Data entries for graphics
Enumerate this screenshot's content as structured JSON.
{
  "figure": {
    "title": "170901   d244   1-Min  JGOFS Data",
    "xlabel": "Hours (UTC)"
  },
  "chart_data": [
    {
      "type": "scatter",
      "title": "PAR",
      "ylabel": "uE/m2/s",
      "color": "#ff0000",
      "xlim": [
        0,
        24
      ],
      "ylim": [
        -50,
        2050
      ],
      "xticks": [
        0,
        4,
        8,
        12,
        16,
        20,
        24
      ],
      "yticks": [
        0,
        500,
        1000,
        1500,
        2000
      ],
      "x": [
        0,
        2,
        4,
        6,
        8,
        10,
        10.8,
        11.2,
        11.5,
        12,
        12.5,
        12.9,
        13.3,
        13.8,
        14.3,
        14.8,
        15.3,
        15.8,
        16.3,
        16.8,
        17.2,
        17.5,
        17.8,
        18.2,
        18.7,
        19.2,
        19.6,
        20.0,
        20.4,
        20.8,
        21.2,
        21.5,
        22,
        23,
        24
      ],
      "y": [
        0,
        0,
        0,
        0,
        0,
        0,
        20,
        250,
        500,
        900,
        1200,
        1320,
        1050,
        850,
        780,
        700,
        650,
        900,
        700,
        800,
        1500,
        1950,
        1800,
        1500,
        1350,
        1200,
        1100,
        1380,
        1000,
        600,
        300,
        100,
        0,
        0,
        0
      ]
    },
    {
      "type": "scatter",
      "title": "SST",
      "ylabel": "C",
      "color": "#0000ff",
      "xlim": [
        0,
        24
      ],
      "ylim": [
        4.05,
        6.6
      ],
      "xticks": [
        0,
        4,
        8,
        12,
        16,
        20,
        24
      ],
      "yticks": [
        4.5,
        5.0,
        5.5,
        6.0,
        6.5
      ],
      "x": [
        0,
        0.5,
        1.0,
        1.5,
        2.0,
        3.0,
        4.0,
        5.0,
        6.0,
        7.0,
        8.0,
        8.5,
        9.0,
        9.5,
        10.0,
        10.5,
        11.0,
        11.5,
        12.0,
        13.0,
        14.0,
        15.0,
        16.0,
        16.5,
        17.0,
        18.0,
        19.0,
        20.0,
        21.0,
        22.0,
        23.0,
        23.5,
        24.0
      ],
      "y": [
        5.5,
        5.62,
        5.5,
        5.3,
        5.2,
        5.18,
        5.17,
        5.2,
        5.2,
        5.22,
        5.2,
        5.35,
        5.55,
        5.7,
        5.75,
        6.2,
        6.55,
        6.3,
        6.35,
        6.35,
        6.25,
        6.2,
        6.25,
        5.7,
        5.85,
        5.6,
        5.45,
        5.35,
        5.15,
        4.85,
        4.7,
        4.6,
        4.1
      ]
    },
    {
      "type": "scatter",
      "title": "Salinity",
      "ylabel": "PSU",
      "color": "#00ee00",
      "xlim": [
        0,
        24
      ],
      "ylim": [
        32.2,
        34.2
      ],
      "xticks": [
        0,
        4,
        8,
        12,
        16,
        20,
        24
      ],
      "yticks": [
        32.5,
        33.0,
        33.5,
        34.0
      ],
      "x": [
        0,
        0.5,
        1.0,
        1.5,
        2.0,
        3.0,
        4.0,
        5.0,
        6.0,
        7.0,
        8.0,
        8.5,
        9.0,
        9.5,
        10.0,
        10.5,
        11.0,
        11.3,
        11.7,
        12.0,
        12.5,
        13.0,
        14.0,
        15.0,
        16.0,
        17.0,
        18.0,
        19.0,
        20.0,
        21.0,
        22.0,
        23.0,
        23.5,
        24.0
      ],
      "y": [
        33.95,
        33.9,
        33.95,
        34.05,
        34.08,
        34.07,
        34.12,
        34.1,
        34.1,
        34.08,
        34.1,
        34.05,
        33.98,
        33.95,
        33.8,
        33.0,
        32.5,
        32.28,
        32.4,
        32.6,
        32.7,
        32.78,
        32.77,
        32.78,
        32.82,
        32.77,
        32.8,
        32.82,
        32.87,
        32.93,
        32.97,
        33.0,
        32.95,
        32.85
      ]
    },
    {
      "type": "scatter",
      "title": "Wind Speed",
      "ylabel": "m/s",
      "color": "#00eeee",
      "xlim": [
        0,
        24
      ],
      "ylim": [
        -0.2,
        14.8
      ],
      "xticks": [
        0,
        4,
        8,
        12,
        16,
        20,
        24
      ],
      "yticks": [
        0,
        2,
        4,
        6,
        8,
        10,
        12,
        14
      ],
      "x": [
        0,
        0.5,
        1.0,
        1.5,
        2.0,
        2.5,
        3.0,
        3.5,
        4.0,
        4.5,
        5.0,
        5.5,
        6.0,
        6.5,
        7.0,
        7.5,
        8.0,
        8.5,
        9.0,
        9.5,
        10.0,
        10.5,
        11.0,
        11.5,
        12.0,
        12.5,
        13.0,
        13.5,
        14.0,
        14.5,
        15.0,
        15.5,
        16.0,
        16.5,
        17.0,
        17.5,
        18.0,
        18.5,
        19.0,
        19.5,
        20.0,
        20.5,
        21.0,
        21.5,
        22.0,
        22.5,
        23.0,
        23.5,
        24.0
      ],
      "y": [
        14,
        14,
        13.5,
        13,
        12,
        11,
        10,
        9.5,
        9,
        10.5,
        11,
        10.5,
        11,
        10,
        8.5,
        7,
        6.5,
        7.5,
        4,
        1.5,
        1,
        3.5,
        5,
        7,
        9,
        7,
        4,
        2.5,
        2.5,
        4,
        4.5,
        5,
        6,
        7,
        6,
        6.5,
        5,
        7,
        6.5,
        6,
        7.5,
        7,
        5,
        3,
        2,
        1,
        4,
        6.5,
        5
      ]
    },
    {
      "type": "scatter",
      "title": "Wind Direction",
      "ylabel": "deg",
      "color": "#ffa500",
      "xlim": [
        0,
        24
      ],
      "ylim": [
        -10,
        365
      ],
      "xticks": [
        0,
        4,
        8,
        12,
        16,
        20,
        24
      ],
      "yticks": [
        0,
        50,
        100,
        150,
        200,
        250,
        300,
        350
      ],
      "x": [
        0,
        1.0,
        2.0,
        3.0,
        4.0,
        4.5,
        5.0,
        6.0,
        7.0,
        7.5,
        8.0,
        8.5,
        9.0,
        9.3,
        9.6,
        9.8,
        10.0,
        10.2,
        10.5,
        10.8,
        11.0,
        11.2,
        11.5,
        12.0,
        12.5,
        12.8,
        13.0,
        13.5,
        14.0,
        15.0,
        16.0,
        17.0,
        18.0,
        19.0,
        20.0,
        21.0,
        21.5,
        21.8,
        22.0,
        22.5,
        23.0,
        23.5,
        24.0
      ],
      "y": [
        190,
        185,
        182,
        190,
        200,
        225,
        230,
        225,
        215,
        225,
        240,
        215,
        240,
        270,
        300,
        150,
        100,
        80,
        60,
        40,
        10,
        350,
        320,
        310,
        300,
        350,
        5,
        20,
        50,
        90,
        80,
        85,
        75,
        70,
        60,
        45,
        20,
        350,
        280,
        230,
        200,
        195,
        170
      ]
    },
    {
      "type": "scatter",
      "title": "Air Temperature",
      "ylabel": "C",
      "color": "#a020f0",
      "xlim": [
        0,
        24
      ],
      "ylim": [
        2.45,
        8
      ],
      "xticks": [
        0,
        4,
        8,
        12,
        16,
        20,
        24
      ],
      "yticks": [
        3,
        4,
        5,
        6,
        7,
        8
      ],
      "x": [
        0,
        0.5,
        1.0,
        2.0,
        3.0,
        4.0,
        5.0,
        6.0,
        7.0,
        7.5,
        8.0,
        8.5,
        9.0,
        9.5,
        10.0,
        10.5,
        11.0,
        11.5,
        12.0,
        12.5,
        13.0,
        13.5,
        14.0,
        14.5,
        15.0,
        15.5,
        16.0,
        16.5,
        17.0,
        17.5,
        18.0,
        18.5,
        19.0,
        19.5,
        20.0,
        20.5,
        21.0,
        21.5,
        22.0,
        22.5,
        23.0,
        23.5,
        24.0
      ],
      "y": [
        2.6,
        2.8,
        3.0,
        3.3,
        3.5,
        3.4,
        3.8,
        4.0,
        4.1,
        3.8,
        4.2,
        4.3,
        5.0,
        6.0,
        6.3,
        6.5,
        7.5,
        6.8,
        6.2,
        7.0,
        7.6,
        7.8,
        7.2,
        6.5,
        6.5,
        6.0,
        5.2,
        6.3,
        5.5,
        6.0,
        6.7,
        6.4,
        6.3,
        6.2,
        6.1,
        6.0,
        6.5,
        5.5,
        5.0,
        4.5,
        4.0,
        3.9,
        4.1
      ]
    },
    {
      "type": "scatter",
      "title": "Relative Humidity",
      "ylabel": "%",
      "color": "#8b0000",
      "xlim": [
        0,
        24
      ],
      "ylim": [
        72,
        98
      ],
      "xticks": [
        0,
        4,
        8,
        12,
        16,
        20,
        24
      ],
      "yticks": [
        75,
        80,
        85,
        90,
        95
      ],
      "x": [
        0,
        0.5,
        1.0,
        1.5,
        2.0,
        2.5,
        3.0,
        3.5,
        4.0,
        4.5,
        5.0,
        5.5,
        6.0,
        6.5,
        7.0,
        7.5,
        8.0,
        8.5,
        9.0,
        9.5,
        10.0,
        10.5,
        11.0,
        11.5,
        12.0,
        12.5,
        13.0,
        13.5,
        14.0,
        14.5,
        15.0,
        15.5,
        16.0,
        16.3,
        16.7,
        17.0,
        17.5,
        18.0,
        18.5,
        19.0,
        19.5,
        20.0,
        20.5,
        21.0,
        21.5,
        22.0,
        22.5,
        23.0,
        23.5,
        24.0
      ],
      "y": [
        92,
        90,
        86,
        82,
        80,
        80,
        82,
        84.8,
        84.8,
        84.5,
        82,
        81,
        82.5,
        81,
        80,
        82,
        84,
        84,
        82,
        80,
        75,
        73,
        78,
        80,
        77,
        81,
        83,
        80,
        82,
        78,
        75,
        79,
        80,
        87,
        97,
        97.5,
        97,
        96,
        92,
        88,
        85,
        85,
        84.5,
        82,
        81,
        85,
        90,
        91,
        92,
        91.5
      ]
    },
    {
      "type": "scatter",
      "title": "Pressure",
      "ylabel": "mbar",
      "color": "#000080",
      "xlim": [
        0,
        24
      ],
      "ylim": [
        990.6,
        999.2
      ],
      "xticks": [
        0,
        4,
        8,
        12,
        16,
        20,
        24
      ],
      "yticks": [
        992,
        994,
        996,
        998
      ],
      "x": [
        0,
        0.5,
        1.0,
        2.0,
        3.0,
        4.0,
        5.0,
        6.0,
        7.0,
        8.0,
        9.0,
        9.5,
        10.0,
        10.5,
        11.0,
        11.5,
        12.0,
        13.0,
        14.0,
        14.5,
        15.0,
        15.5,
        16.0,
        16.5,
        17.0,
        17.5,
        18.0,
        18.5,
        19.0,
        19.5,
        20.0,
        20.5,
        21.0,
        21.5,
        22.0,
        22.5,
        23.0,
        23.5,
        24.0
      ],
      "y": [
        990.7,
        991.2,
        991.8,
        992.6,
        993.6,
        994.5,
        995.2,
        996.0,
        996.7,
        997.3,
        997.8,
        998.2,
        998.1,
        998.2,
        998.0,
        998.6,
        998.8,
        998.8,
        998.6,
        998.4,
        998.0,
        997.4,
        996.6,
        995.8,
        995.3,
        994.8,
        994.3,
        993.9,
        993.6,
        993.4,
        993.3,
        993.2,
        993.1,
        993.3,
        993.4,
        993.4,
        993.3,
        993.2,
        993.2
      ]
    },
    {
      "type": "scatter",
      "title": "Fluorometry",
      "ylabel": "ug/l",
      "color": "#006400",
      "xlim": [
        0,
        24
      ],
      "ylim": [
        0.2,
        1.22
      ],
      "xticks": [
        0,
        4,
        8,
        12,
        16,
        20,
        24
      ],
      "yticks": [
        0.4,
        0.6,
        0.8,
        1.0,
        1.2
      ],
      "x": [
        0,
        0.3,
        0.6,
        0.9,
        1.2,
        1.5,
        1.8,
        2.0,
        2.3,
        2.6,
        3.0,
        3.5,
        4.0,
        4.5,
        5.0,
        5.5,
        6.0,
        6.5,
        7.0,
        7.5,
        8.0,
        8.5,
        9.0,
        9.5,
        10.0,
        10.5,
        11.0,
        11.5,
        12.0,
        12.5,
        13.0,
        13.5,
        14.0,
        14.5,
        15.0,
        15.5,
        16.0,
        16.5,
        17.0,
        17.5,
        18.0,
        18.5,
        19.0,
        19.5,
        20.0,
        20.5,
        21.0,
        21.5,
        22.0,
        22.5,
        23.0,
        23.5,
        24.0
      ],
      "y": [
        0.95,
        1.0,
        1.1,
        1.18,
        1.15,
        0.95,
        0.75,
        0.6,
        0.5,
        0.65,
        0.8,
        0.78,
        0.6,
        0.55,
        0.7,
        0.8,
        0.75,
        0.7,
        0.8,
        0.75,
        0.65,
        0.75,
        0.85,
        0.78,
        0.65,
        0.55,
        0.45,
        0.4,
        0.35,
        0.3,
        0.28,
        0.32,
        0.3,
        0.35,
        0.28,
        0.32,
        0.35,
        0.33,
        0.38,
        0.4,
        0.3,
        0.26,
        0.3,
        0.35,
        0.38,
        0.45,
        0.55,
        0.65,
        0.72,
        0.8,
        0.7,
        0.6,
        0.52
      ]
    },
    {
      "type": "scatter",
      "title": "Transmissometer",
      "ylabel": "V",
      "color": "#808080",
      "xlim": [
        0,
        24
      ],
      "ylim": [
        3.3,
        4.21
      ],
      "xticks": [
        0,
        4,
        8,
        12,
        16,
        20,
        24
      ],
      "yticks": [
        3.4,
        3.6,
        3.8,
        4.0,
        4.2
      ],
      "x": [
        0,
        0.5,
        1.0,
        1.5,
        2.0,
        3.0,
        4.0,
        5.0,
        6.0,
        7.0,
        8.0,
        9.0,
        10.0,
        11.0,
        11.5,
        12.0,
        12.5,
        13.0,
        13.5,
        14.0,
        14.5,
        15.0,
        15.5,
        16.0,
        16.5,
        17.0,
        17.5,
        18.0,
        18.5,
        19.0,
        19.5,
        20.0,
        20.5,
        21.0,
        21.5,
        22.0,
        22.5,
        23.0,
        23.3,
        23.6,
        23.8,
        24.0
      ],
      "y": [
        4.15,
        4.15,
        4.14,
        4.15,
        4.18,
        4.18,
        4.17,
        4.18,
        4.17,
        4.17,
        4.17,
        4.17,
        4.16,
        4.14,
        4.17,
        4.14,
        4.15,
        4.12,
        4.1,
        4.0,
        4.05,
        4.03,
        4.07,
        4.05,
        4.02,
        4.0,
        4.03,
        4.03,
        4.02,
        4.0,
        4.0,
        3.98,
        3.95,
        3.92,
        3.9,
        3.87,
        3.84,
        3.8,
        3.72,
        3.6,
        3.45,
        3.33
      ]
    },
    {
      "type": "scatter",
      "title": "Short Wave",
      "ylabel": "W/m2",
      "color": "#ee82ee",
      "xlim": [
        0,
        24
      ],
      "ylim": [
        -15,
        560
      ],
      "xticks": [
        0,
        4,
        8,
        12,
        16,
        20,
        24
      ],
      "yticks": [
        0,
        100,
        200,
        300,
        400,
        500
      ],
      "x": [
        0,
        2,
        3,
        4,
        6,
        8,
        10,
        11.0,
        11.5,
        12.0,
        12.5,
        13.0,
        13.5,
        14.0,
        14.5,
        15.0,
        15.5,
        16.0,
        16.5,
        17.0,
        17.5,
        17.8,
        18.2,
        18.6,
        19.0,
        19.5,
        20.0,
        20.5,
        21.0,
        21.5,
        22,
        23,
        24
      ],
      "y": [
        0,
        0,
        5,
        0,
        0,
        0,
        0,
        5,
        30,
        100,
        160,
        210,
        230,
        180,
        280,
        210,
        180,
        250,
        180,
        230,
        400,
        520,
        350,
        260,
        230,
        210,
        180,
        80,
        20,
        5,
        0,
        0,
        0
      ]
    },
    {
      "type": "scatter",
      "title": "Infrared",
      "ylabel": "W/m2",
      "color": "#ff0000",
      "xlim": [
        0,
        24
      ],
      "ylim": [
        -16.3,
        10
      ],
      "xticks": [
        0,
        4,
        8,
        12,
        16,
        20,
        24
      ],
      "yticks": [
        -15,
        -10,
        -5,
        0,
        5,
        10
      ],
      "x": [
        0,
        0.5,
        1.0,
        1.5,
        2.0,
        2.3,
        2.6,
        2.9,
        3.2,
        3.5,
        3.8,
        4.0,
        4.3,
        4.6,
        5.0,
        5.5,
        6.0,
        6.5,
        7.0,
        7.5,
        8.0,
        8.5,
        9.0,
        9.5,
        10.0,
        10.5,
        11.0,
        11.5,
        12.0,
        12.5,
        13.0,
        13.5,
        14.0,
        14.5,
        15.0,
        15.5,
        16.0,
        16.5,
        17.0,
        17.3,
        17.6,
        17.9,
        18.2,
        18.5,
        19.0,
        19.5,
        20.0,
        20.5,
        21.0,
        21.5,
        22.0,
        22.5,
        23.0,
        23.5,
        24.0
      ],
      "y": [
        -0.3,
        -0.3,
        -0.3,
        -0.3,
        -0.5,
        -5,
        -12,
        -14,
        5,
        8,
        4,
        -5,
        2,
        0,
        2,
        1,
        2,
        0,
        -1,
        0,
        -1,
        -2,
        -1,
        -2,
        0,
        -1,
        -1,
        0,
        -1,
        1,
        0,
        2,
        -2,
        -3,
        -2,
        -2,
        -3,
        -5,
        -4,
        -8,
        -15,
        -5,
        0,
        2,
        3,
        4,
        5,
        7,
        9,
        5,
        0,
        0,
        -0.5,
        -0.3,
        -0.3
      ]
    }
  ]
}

## [Task statement]
Extract lines where the string "ylabel" occurs.

## [Answer to the exercise]
      "ylabel": "uE/m2/s",
      "ylabel": "C",
      "ylabel": "PSU",
      "ylabel": "m/s",
      "ylabel": "deg",
      "ylabel": "C",
      "ylabel": "%",
      "ylabel": "mbar",
      "ylabel": "ug/l",
      "ylabel": "V",
      "ylabel": "W/m2",
      "ylabel": "W/m2",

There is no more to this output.